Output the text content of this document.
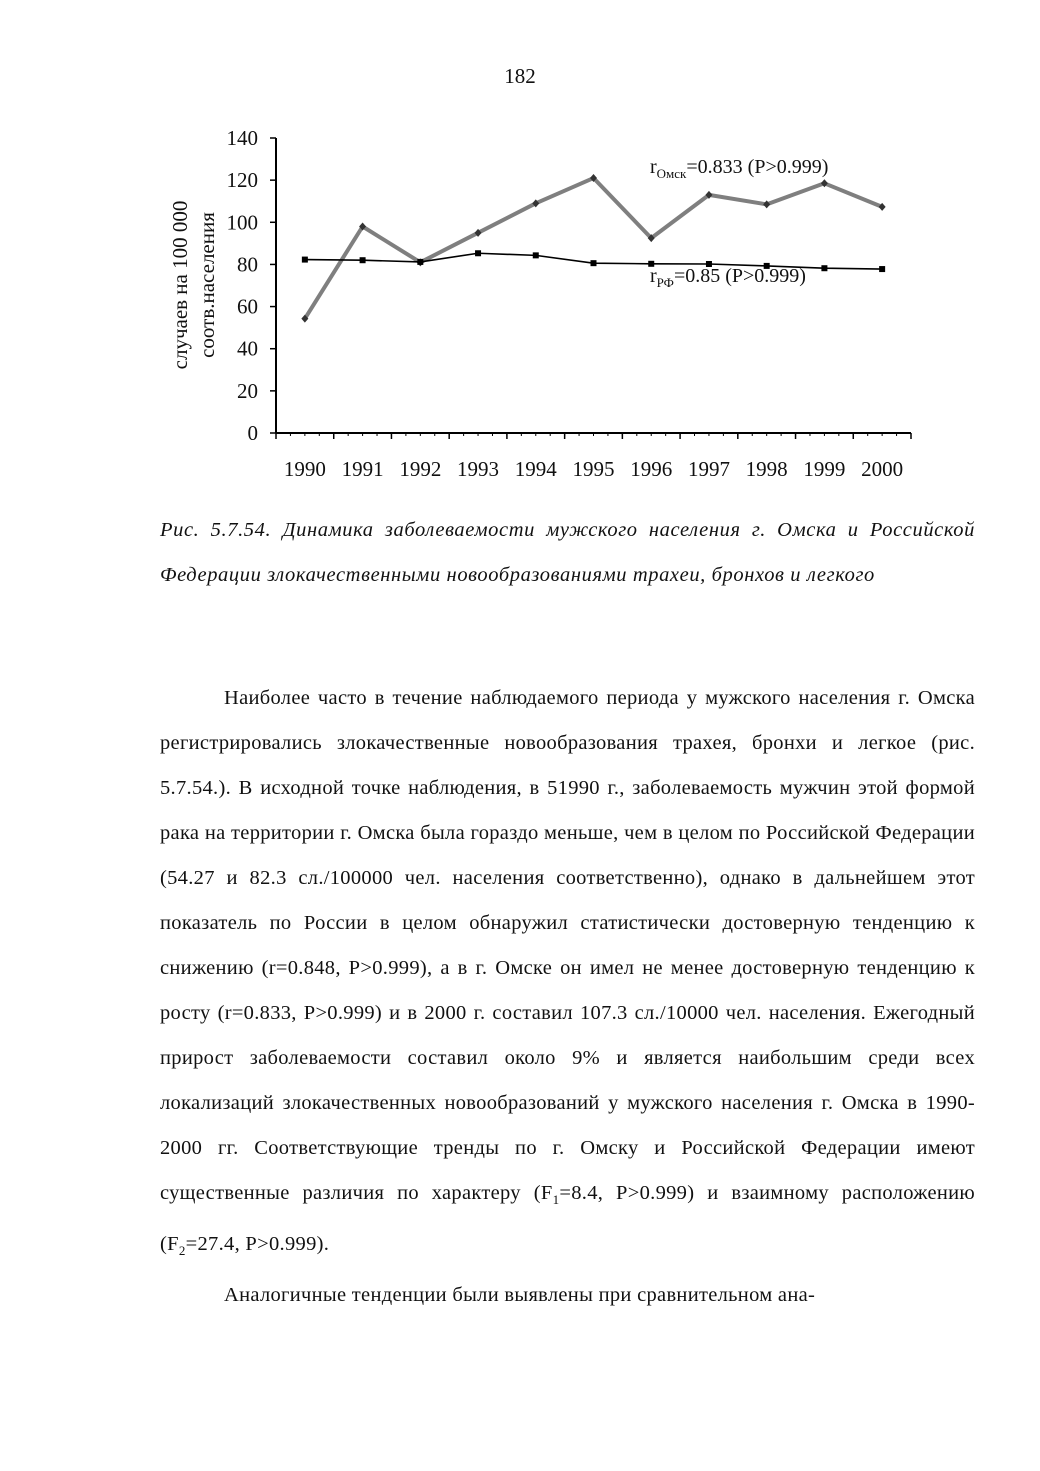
182
0
20
40
60
80
100
120
140
1990 1991 1992 1993 1994 1995 1996 1997 1998 1999 2000
$r_{Омск}=0.833$ (P>0.999)
$r_{РФ}=0.85$ (P>0.999)
случаев на 100 000 соотв.населения
Рис. 5.7.54. Динамика заболеваемости мужского населения г. Омска и Российской Федерации злокачественными новообразованиями трахеи, бронхов и легкого

Наиболее часто в течение наблюдаемого периода у мужского населения г. Омска регистрировались злокачественные новообразования трахея, бронхи и легкое (рис. 5.7.54.). В исходной точке наблюдения, в 51990 г., заболеваемость мужчин этой формой рака на территории г. Омска была гораздо меньше, чем в целом по Российской Федерации (54.27 и 82.3 сл./100000 чел. населения соответственно), однако в дальнейшем этот показатель по России в целом обнаружил статистически достоверную тенденцию к снижению (r=0.848, P>0.999), а в г. Омске он имел не менее достоверную тенденцию к росту (r=0.833, P>0.999) и в 2000 г. составил 107.3 сл./10000 чел. населения. Ежегодный прирост заболеваемости составил около 9% и является наибольшим среди всех локализаций злокачественных новообразований у мужского населения г. Омска в 1990-2000 гг. Соответствующие тренды по г. Омску и Российской Федерации имеют существенные различия по характеру ($F_1=8.4$, P>0.999) и взаимному расположению ($F_2=27.4$, P>0.999).

Аналогичные тенденции были выявлены при сравнительном ана-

Instructions for the task: Every record above should come back exactly, but without its pictures.

Answer to this exercise:
Output the text content of this document.
182
0
20
40
60
80
100
120
140
1990 1991 1992 1993 1994 1995 1996 1997 1998 1999 2000
$r_{Омск}=0.833$ (P>0.999)
$r_{РФ}=0.85$ (P>0.999)
случаев на 100 000 соотв.населения
Рис. 5.7.54. Динамика заболеваемости мужского населения г. Омска и Российской Федерации злокачественными новообразованиями трахеи, бронхов и легкого

Наиболее часто в течение наблюдаемого периода у мужского населения г. Омска регистрировались злокачественные новообразования трахея, бронхи и легкое (рис. 5.7.54.). В исходной точке наблюдения, в 51990 г., заболеваемость мужчин этой формой рака на территории г. Омска была гораздо меньше, чем в целом по Российской Федерации (54.27 и 82.3 сл./100000 чел. населения соответственно), однако в дальнейшем этот показатель по России в целом обнаружил статистически достоверную тенденцию к снижению (r=0.848, P>0.999), а в г. Омске он имел не менее достоверную тенденцию к росту (r=0.833, P>0.999) и в 2000 г. составил 107.3 сл./10000 чел. населения. Ежегодный прирост заболеваемости составил около 9% и является наибольшим среди всех локализаций злокачественных новообразований у мужского населения г. Омска в 1990-2000 гг. Соответствующие тренды по г. Омску и Российской Федерации имеют существенные различия по характеру ($F_1=8.4$, P>0.999) и взаимному расположению ($F_2=27.4$, P>0.999).

Аналогичные тенденции были выявлены при сравнительном ана-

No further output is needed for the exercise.